### Task brief
Return all entries precisely as they stand, without the images.

### Entries shown
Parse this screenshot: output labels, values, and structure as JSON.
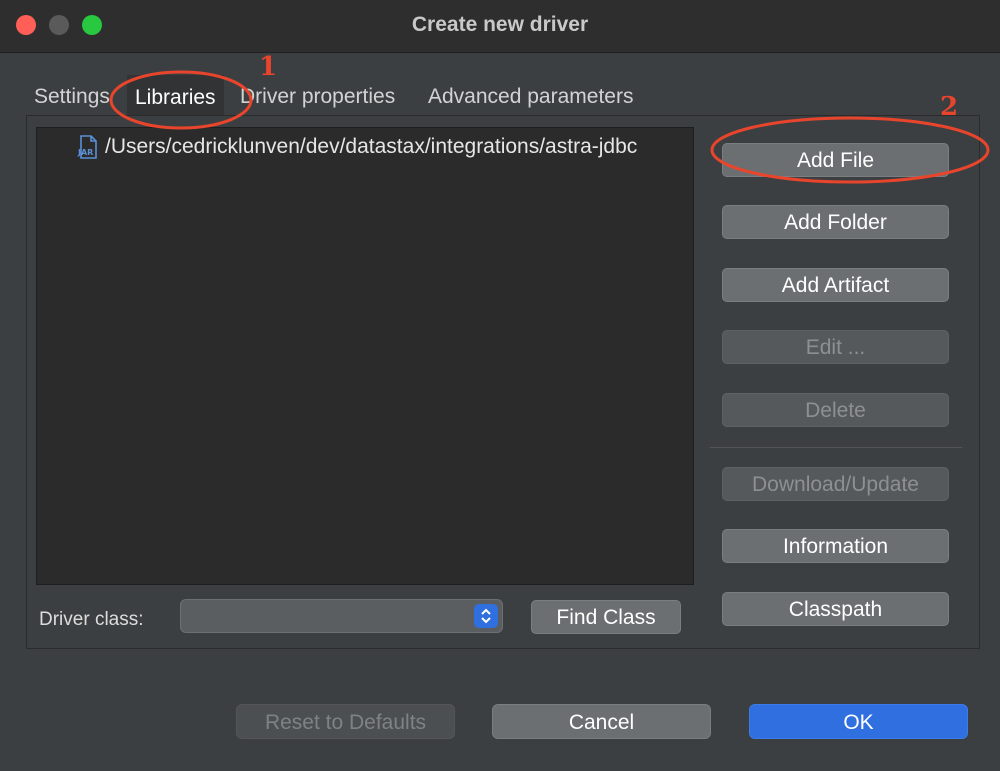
{
  "window": {
    "title": "Create new driver"
  },
  "tabs": [
    {
      "label": "Settings",
      "active": false
    },
    {
      "label": "Libraries",
      "active": true
    },
    {
      "label": "Driver properties",
      "active": false
    },
    {
      "label": "Advanced parameters",
      "active": false
    }
  ],
  "libraries": {
    "files": [
      {
        "icon": "jar-file-icon",
        "icon_text": "JAR",
        "path": "/Users/cedricklunven/dev/datastax/integrations/astra-jdbc"
      }
    ]
  },
  "side_buttons": {
    "add_file": "Add File",
    "add_folder": "Add Folder",
    "add_artifact": "Add Artifact",
    "edit": "Edit ...",
    "delete": "Delete",
    "download_update": "Download/Update",
    "information": "Information",
    "classpath": "Classpath"
  },
  "driver_class": {
    "label": "Driver class:",
    "value": ""
  },
  "find_class_label": "Find Class",
  "footer": {
    "reset_label": "Reset to Defaults",
    "cancel_label": "Cancel",
    "ok_label": "OK"
  },
  "annotations": [
    {
      "number": "1"
    },
    {
      "number": "2"
    }
  ],
  "colors": {
    "accent": "#2f6fe0",
    "annotation": "#e8452c",
    "close": "#ff5f57",
    "zoom": "#28c840"
  }
}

### Response to this task
Parse this screenshot: output labels, values, and structure as JSON.
{
  "window": {
    "title": "Create new driver"
  },
  "tabs": [
    {
      "label": "Settings",
      "active": false
    },
    {
      "label": "Libraries",
      "active": true
    },
    {
      "label": "Driver properties",
      "active": false
    },
    {
      "label": "Advanced parameters",
      "active": false
    }
  ],
  "libraries": {
    "files": [
      {
        "icon": "jar-file-icon",
        "icon_text": "JAR",
        "path": "/Users/cedricklunven/dev/datastax/integrations/astra-jdbc"
      }
    ]
  },
  "side_buttons": {
    "add_file": "Add File",
    "add_folder": "Add Folder",
    "add_artifact": "Add Artifact",
    "edit": "Edit ...",
    "delete": "Delete",
    "download_update": "Download/Update",
    "information": "Information",
    "classpath": "Classpath"
  },
  "driver_class": {
    "label": "Driver class:",
    "value": ""
  },
  "find_class_label": "Find Class",
  "footer": {
    "reset_label": "Reset to Defaults",
    "cancel_label": "Cancel",
    "ok_label": "OK"
  },
  "annotations": [
    {
      "number": "1"
    },
    {
      "number": "2"
    }
  ],
  "colors": {
    "accent": "#2f6fe0",
    "annotation": "#e8452c",
    "close": "#ff5f57",
    "zoom": "#28c840"
  }
}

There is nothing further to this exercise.